━━━ MATERIAL

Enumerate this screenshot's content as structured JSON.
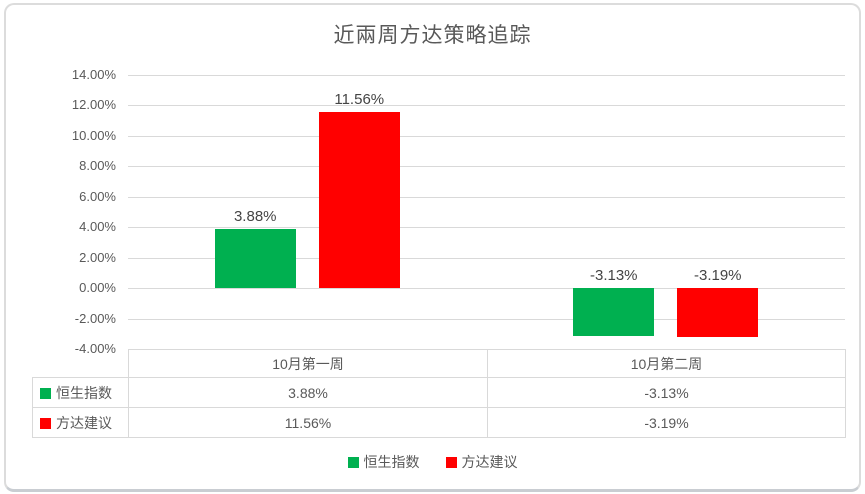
{
  "chart_data": {
    "type": "bar",
    "title": "近兩周方达策略追踪",
    "categories": [
      "10月第一周",
      "10月第二周"
    ],
    "series": [
      {
        "name": "恒生指数",
        "color": "#00B050",
        "values": [
          3.88,
          -3.13
        ],
        "labels": [
          "3.88%",
          "-3.13%"
        ]
      },
      {
        "name": "方达建议",
        "color": "#FF0000",
        "values": [
          11.56,
          -3.19
        ],
        "labels": [
          "11.56%",
          "-3.19%"
        ]
      }
    ],
    "xlabel": "",
    "ylabel": "",
    "ylim": [
      -4,
      14
    ],
    "ytick_step": 2,
    "yticks": [
      "14.00%",
      "12.00%",
      "10.00%",
      "8.00%",
      "6.00%",
      "4.00%",
      "2.00%",
      "0.00%",
      "-2.00%",
      "-4.00%"
    ],
    "grid": true,
    "legend_position": "bottom",
    "data_table_shown": true
  },
  "data_table": {
    "col_headers": [
      "10月第一周",
      "10月第二周"
    ],
    "rows": [
      {
        "label": "恒生指数",
        "swatch_color": "#00B050",
        "values": [
          "3.88%",
          "-3.13%"
        ]
      },
      {
        "label": "方达建议",
        "swatch_color": "#FF0000",
        "values": [
          "11.56%",
          "-3.19%"
        ]
      }
    ]
  },
  "legend": {
    "items": [
      {
        "label": "恒生指数",
        "color": "#00B050"
      },
      {
        "label": "方达建议",
        "color": "#FF0000"
      }
    ]
  },
  "colors": {
    "text_gray": "#595959",
    "grid_line": "#D9D9D9",
    "series_green": "#00B050",
    "series_red": "#FF0000"
  }
}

━━━━━━

Omit all pictures while transcribing the entries verbatim.

Enumerate this screenshot's content as structured JSON.
{
  "chart_data": {
    "type": "bar",
    "title": "近兩周方达策略追踪",
    "categories": [
      "10月第一周",
      "10月第二周"
    ],
    "series": [
      {
        "name": "恒生指数",
        "color": "#00B050",
        "values": [
          3.88,
          -3.13
        ],
        "labels": [
          "3.88%",
          "-3.13%"
        ]
      },
      {
        "name": "方达建议",
        "color": "#FF0000",
        "values": [
          11.56,
          -3.19
        ],
        "labels": [
          "11.56%",
          "-3.19%"
        ]
      }
    ],
    "xlabel": "",
    "ylabel": "",
    "ylim": [
      -4,
      14
    ],
    "ytick_step": 2,
    "yticks": [
      "14.00%",
      "12.00%",
      "10.00%",
      "8.00%",
      "6.00%",
      "4.00%",
      "2.00%",
      "0.00%",
      "-2.00%",
      "-4.00%"
    ],
    "grid": true,
    "legend_position": "bottom",
    "data_table_shown": true
  },
  "data_table": {
    "col_headers": [
      "10月第一周",
      "10月第二周"
    ],
    "rows": [
      {
        "label": "恒生指数",
        "swatch_color": "#00B050",
        "values": [
          "3.88%",
          "-3.13%"
        ]
      },
      {
        "label": "方达建议",
        "swatch_color": "#FF0000",
        "values": [
          "11.56%",
          "-3.19%"
        ]
      }
    ]
  },
  "legend": {
    "items": [
      {
        "label": "恒生指数",
        "color": "#00B050"
      },
      {
        "label": "方达建议",
        "color": "#FF0000"
      }
    ]
  },
  "colors": {
    "text_gray": "#595959",
    "grid_line": "#D9D9D9",
    "series_green": "#00B050",
    "series_red": "#FF0000"
  }
}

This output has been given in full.